- [EXERCISE MATERIAL]:
-- Start --
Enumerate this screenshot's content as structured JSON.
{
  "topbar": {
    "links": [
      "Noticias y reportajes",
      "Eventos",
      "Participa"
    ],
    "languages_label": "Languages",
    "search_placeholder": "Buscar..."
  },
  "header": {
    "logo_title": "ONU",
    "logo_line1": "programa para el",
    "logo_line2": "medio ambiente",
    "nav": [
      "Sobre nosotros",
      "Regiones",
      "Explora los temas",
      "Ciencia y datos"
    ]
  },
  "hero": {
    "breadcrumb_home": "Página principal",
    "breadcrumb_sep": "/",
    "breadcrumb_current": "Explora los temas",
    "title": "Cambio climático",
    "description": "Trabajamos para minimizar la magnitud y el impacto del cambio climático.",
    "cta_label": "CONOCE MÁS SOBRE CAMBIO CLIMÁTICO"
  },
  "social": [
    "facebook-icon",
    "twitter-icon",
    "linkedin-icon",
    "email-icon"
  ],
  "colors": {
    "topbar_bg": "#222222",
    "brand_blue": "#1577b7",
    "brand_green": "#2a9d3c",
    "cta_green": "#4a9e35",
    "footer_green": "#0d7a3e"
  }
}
-- End --
Retype the data in full and match it exactly.

Enumerate this screenshot's content as structured JSON.
{
  "topbar": {
    "links": [
      "Noticias y reportajes",
      "Eventos",
      "Participa"
    ],
    "languages_label": "Languages",
    "search_placeholder": "Buscar..."
  },
  "header": {
    "logo_title": "ONU",
    "logo_line1": "programa para el",
    "logo_line2": "medio ambiente",
    "nav": [
      "Sobre nosotros",
      "Regiones",
      "Explora los temas",
      "Ciencia y datos"
    ]
  },
  "hero": {
    "breadcrumb_home": "Página principal",
    "breadcrumb_sep": "/",
    "breadcrumb_current": "Explora los temas",
    "title": "Cambio climático",
    "description": "Trabajamos para minimizar la magnitud y el impacto del cambio climático.",
    "cta_label": "CONOCE MÁS SOBRE CAMBIO CLIMÁTICO"
  },
  "social": [
    "facebook-icon",
    "twitter-icon",
    "linkedin-icon",
    "email-icon"
  ],
  "colors": {
    "topbar_bg": "#222222",
    "brand_blue": "#1577b7",
    "brand_green": "#2a9d3c",
    "cta_green": "#4a9e35",
    "footer_green": "#0d7a3e"
  }
}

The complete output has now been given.